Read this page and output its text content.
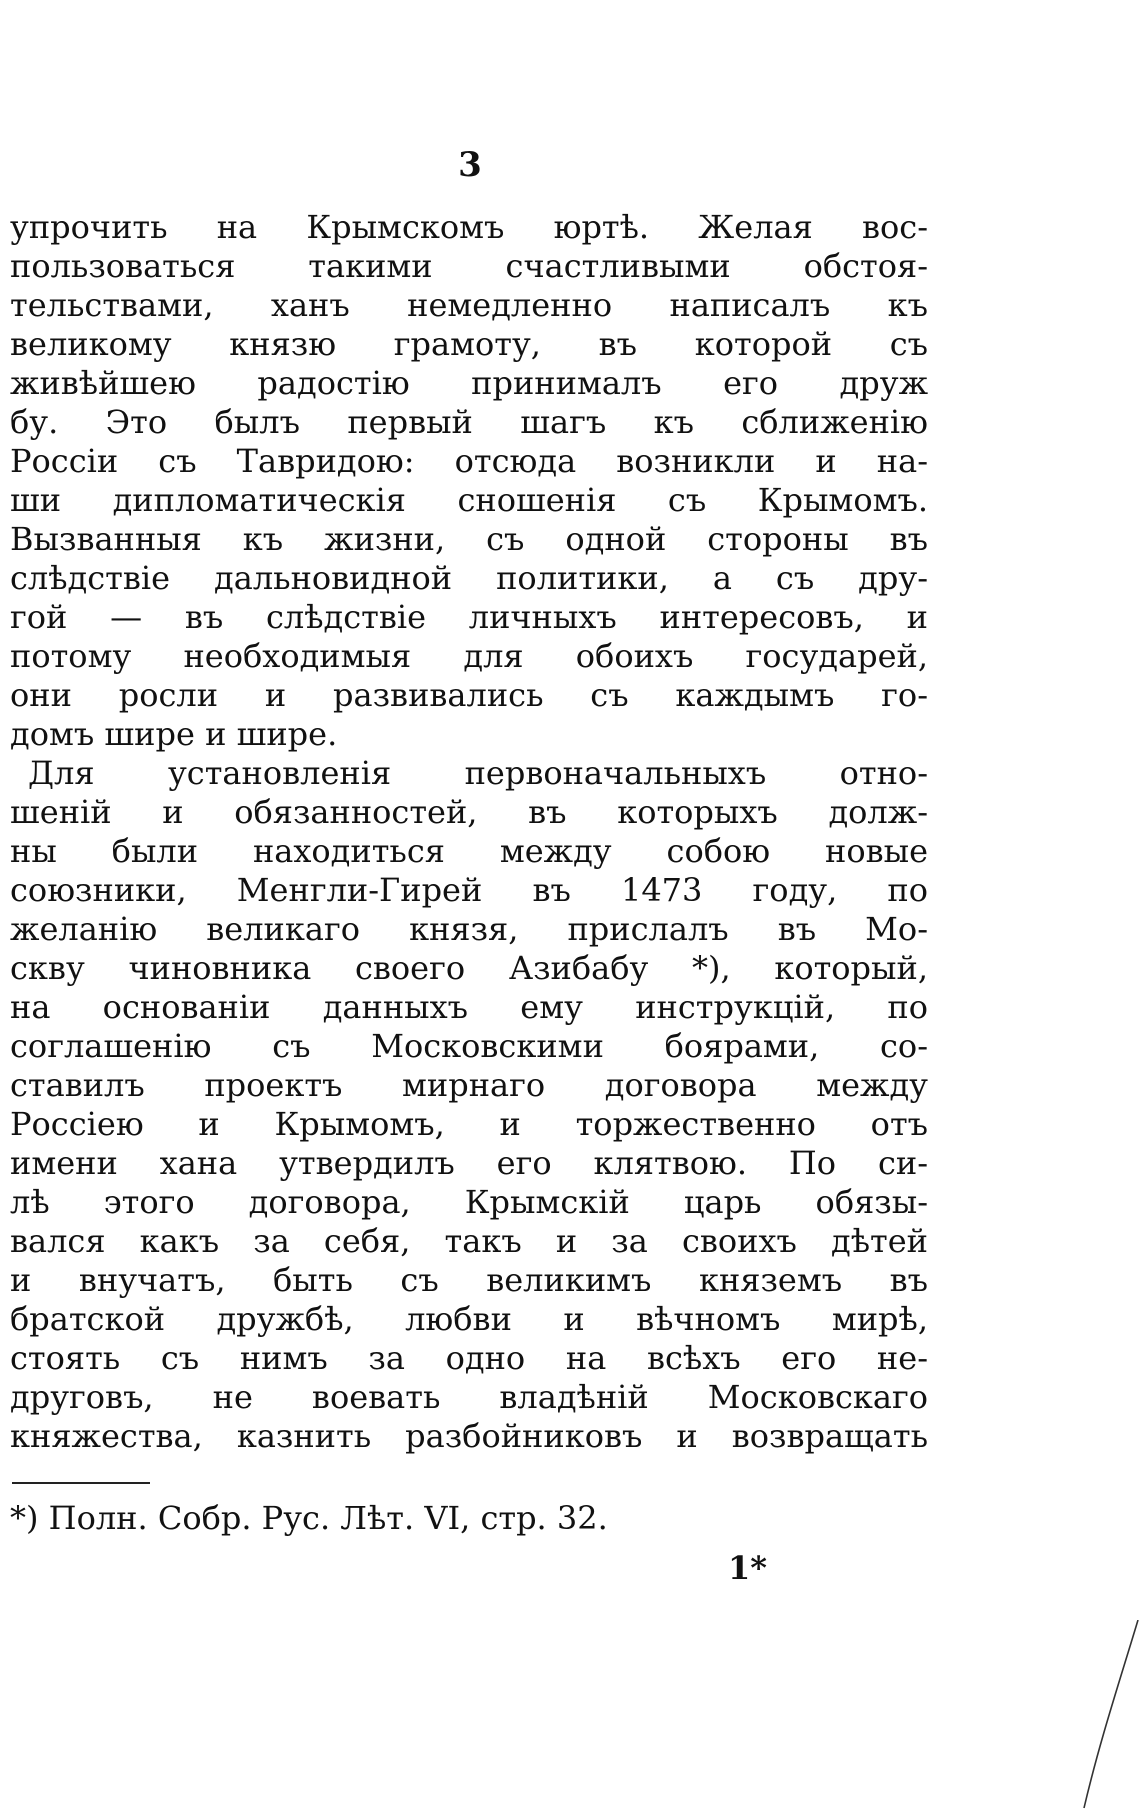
3
упрочить на Крымскомъ юртѣ. Желая вос-
пользоваться такими счастливыми обстоя-
тельствами, ханъ немедленно написалъ къ
великому князю грамоту, въ которой съ
живѣйшею радостію принималъ его друж
бу. Это былъ первый шагъ къ сближенію
Россіи съ Тавридою: отсюда возникли и на-
ши дипломатическія сношенія съ Крымомъ.
Вызванныя къ жизни, съ одной стороны въ
слѣдствіе дальновидной политики, а съ дру-
гой — въ слѣдствіе личныхъ интересовъ, и
потому необходимыя для обоихъ государей,
они росли и развивались съ каждымъ го-
домъ шире и шире.
Для установленія первоначальныхъ отно-
шеній и обязанностей, въ которыхъ долж-
ны были находиться между собою новые
союзники, Менгли-Гирей въ 1473 году, по
желанію великаго князя, прислалъ въ Мо-
скву чиновника своего Азибабу *), который,
на основаніи данныхъ ему инструкцій, по
соглашенію съ Московскими боярами, со-
ставилъ проектъ мирнаго договора между
Россіею и Крымомъ, и торжественно отъ
имени хана утвердилъ его клятвою. По си-
лѣ этого договора, Крымскій царь обязы-
вался какъ за себя, такъ и за своихъ дѣтей
и внучатъ, быть съ великимъ княземъ въ
братской дружбѣ, любви и вѣчномъ мирѣ,
стоять съ нимъ за одно на всѣхъ его не-
друговъ, не воевать владѣній Московскаго
княжества, казнить разбойниковъ и возвращать
*) Полн. Собр. Рус. Лѣт. VI, стр. 32.
1*
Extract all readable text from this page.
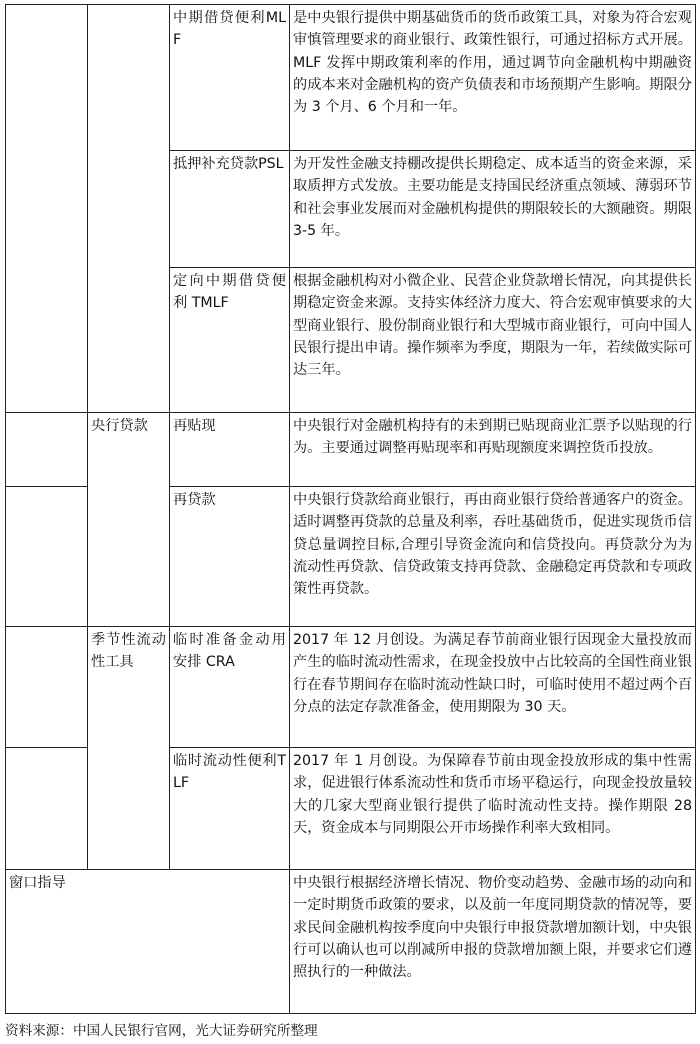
		中期借贷便利MLF	是中央银行提供中期基础货币的货币政策工具，对象为符合宏观审慎管理要求的商业银行、政策性银行，可通过招标方式开展。MLF 发挥中期政策利率的作用，通过调节向金融机构中期融资的成本来对金融机构的资产负债表和市场预期产生影响。期限分为 3 个月、6 个月和一年。
		抵押补充贷款PSL	为开发性金融支持棚改提供长期稳定、成本适当的资金来源，采取质押方式发放。主要功能是支持国民经济重点领域、薄弱环节和社会事业发展而对金融机构提供的期限较长的大额融资。期限3-5 年。
		定向中期借贷便利 TMLF	根据金融机构对小微企业、民营企业贷款增长情况，向其提供长期稳定资金来源。支持实体经济力度大、符合宏观审慎要求的大型商业银行、股份制商业银行和大型城市商业银行，可向中国人民银行提出申请。操作频率为季度，期限为一年，若续做实际可达三年。
	央行贷款	再贴现	中央银行对金融机构持有的未到期已贴现商业汇票予以贴现的行为。主要通过调整再贴现率和再贴现额度来调控货币投放。
		再贷款	中央银行贷款给商业银行，再由商业银行贷给普通客户的资金。适时调整再贷款的总量及利率，吞吐基础货币，促进实现货币信贷总量调控目标,合理引导资金流向和信贷投向。再贷款分为为流动性再贷款、信贷政策支持再贷款、金融稳定再贷款和专项政策性再贷款。
	季节性流动性工具	临时准备金动用安排 CRA	2017 年 12 月创设。为满足春节前商业银行因现金大量投放而产生的临时流动性需求，在现金投放中占比较高的全国性商业银行在春节期间存在临时流动性缺口时，可临时使用不超过两个百分点的法定存款准备金，使用期限为 30 天。
		临时流动性便利TLF	2017 年 1 月创设。为保障春节前由现金投放形成的集中性需求，促进银行体系流动性和货币市场平稳运行，向现金投放量较大的几家大型商业银行提供了临时流动性支持。操作期限 28 天，资金成本与同期限公开市场操作利率大致相同。
窗口指导			中央银行根据经济增长情况、物价变动趋势、金融市场的动向和一定时期货币政策的要求，以及前一年度同期贷款的情况等，要求民间金融机构按季度向中央银行申报贷款增加额计划，中央银行可以确认也可以削减所申报的贷款增加额上限，并要求它们遵照执行的一种做法。
资料来源：中国人民银行官网，光大证券研究所整理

== Your objective ==
Where a line of the records above holds the word "Крымомъ", copy that line.

== The answer ==
ши дипломатическія сношенія съ Крымомъ.
Россіею и Крымомъ, и торжественно отъ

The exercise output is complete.